> [Alıştırma Ayrıntıları] Listenin başından "divider — [36, 200, 624, 201]" ifadesini içeren satıra kadar (bu satır dahil) olan satırları, "industry-label" yerine "sector-label" koyarak ve geri kalan her şeyi aynen koruyarak yeniden yazınız.

..........

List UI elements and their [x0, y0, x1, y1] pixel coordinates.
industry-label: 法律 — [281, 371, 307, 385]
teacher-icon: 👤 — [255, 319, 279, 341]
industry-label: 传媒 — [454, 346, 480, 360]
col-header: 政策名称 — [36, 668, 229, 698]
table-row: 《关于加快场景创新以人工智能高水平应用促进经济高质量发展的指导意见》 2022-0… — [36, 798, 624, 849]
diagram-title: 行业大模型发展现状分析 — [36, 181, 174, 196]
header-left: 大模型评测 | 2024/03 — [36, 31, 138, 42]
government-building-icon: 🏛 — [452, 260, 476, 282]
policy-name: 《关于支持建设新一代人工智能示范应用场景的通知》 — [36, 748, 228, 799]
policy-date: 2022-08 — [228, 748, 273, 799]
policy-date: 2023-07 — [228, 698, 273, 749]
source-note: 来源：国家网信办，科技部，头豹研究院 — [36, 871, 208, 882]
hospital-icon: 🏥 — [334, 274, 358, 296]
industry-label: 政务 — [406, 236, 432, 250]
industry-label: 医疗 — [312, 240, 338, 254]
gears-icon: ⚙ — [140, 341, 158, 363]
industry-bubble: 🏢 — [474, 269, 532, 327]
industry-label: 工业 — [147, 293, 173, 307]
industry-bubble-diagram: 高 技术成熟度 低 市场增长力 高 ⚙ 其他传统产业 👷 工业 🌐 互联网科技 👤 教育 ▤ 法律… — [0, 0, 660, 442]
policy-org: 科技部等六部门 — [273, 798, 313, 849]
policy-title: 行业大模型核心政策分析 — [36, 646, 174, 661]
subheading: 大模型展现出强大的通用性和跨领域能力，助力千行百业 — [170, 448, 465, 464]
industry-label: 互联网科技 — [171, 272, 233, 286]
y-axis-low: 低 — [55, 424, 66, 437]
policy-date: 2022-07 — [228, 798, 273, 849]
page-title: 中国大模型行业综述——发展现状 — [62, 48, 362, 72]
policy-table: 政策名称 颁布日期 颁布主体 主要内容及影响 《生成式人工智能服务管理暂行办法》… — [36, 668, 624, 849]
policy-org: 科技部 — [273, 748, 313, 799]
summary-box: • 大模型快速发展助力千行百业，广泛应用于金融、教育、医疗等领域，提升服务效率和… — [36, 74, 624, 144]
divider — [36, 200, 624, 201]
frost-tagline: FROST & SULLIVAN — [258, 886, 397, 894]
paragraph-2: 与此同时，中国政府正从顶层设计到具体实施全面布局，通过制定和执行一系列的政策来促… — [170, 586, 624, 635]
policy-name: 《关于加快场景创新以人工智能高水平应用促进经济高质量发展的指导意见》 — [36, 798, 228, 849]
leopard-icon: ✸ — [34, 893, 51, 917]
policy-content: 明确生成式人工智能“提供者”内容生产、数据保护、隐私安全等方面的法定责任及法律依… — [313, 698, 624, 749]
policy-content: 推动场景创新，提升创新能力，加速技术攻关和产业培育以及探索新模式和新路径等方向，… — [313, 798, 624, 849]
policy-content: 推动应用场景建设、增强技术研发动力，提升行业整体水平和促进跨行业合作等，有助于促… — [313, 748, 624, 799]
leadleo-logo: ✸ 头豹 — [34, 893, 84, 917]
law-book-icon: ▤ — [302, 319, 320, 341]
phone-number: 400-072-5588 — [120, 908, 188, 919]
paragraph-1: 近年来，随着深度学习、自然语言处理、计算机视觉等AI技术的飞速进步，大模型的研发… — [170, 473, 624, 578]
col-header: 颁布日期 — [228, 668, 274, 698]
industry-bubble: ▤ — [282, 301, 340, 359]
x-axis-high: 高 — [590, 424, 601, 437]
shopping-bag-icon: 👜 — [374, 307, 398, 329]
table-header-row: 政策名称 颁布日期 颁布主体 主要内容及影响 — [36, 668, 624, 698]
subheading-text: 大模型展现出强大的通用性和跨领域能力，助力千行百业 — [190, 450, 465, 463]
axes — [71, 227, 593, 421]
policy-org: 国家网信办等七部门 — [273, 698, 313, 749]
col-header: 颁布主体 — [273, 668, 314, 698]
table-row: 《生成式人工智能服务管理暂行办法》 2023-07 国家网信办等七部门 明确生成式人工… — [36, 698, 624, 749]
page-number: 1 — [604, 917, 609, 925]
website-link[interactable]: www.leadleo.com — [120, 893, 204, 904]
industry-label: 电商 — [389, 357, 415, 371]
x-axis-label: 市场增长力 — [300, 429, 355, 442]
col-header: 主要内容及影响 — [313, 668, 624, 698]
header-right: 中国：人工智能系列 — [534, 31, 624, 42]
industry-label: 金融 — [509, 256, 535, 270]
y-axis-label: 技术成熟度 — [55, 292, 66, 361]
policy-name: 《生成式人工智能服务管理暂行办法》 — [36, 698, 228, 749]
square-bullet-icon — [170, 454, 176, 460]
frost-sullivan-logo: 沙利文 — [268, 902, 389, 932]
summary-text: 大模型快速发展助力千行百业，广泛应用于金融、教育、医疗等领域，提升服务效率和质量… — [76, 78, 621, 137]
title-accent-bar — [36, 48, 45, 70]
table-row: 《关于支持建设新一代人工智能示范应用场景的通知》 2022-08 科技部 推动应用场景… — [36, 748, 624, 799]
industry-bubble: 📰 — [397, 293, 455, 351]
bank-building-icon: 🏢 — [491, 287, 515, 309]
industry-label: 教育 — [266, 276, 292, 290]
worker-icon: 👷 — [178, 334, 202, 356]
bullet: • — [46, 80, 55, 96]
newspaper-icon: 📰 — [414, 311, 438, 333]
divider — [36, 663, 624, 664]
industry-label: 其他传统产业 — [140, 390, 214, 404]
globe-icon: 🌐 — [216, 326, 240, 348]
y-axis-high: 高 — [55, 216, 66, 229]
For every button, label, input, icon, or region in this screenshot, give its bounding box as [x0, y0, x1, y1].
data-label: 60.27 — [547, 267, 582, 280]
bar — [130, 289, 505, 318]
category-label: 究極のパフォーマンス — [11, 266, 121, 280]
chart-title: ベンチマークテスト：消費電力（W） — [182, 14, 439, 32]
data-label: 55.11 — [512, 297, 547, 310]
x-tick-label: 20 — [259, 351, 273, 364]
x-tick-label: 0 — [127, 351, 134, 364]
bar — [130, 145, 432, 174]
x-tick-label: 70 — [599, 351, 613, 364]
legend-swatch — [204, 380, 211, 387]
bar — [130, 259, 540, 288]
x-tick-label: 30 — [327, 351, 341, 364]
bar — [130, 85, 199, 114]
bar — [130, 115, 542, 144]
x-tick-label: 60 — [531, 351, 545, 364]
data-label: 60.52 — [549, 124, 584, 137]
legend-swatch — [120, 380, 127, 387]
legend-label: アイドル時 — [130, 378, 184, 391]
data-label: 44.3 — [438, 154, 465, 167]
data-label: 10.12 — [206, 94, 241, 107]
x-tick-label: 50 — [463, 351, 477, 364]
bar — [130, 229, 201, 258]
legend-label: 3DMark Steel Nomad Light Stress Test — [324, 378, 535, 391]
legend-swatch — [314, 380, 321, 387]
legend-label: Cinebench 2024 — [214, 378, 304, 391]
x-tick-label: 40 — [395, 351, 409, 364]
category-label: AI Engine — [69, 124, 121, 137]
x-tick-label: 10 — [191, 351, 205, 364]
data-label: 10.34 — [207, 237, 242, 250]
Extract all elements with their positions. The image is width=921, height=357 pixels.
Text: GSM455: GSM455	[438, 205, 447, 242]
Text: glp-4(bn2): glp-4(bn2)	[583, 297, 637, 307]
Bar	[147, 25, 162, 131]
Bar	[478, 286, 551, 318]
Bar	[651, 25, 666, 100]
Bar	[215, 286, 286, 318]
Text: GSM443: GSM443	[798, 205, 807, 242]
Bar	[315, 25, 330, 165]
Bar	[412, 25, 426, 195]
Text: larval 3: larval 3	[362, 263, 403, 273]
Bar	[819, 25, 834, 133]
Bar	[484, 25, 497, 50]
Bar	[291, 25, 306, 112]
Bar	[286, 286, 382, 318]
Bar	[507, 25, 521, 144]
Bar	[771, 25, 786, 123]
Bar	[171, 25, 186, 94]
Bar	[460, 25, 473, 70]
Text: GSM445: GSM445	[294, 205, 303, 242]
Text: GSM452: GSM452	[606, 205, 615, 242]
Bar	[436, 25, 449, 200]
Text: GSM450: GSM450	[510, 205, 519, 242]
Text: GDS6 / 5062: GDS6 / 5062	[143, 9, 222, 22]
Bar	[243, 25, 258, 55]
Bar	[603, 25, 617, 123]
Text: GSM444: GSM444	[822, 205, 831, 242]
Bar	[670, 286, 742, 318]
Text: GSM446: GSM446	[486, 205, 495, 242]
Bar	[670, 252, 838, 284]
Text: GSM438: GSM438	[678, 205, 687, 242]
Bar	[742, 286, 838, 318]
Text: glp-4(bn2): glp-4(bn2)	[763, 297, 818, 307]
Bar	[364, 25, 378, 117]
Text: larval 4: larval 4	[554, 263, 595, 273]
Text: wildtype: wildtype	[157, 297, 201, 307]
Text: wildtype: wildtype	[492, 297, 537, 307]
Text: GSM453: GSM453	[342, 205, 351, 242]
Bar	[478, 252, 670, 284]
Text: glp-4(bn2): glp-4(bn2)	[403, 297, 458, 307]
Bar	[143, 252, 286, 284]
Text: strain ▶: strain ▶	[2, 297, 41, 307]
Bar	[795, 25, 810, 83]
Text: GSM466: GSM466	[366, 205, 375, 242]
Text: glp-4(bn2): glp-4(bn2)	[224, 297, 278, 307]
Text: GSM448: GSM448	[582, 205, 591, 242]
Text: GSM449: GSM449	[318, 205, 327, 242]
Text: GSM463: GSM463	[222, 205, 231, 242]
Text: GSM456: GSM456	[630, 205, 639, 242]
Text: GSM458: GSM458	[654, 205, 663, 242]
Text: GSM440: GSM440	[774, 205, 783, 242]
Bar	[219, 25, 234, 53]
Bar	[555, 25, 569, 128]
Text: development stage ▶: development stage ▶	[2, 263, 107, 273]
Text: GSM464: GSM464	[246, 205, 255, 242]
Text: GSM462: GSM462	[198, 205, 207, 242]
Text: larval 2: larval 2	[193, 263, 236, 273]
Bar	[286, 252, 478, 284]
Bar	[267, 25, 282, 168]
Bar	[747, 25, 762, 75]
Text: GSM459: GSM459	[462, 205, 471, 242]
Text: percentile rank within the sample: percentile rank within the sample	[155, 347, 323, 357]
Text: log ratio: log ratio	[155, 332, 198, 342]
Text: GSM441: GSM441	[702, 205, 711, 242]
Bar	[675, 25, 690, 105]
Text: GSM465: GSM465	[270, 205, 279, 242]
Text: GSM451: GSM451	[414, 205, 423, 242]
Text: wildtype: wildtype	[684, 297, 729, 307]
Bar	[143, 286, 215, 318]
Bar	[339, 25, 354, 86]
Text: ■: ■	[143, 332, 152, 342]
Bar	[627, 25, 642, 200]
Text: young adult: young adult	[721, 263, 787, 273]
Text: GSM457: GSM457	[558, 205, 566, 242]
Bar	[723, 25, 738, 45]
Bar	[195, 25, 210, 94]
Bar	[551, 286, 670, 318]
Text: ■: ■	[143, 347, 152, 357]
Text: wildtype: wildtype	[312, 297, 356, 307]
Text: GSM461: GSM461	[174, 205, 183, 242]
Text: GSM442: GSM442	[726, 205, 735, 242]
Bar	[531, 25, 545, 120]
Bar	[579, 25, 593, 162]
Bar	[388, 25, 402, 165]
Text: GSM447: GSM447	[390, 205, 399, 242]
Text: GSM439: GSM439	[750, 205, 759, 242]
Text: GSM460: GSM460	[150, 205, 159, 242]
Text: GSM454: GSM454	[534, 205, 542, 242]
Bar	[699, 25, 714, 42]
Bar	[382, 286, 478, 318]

..........

> [Alıştırma Sonucu]
List UI elements and their [x0, y0, x1, y1] pixel coordinates.
sector-label: 法律 — [281, 371, 307, 385]
teacher-icon: 👤 — [255, 319, 279, 341]
sector-label: 传媒 — [454, 346, 480, 360]
col-header: 政策名称 — [36, 668, 229, 698]
table-row: 《关于加快场景创新以人工智能高水平应用促进经济高质量发展的指导意见》 2022-0… — [36, 798, 624, 849]
diagram-title: 行业大模型发展现状分析 — [36, 181, 174, 196]
header-left: 大模型评测 | 2024/03 — [36, 31, 138, 42]
government-building-icon: 🏛 — [452, 260, 476, 282]
policy-name: 《关于支持建设新一代人工智能示范应用场景的通知》 — [36, 748, 228, 799]
policy-date: 2022-08 — [228, 748, 273, 799]
policy-date: 2023-07 — [228, 698, 273, 749]
source-note: 来源：国家网信办，科技部，头豹研究院 — [36, 871, 208, 882]
hospital-icon: 🏥 — [334, 274, 358, 296]
sector-label: 政务 — [406, 236, 432, 250]
sector-label: 医疗 — [312, 240, 338, 254]
gears-icon: ⚙ — [140, 341, 158, 363]
industry-bubble: 🏢 — [474, 269, 532, 327]
sector-label: 工业 — [147, 293, 173, 307]
industry-bubble-diagram: 高 技术成熟度 低 市场增长力 高 ⚙ 其他传统产业 👷 工业 🌐 互联网科技 👤 教育 ▤ 法律… — [0, 0, 660, 442]
policy-org: 科技部等六部门 — [273, 798, 313, 849]
policy-title: 行业大模型核心政策分析 — [36, 646, 174, 661]
subheading: 大模型展现出强大的通用性和跨领域能力，助力千行百业 — [170, 448, 465, 464]
sector-label: 互联网科技 — [171, 272, 233, 286]
y-axis-low: 低 — [55, 424, 66, 437]
policy-date: 2022-07 — [228, 798, 273, 849]
page-title: 中国大模型行业综述——发展现状 — [62, 48, 362, 72]
policy-table: 政策名称 颁布日期 颁布主体 主要内容及影响 《生成式人工智能服务管理暂行办法》… — [36, 668, 624, 849]
policy-org: 科技部 — [273, 748, 313, 799]
summary-box: • 大模型快速发展助力千行百业，广泛应用于金融、教育、医疗等领域，提升服务效率和… — [36, 74, 624, 144]
divider — [36, 200, 624, 201]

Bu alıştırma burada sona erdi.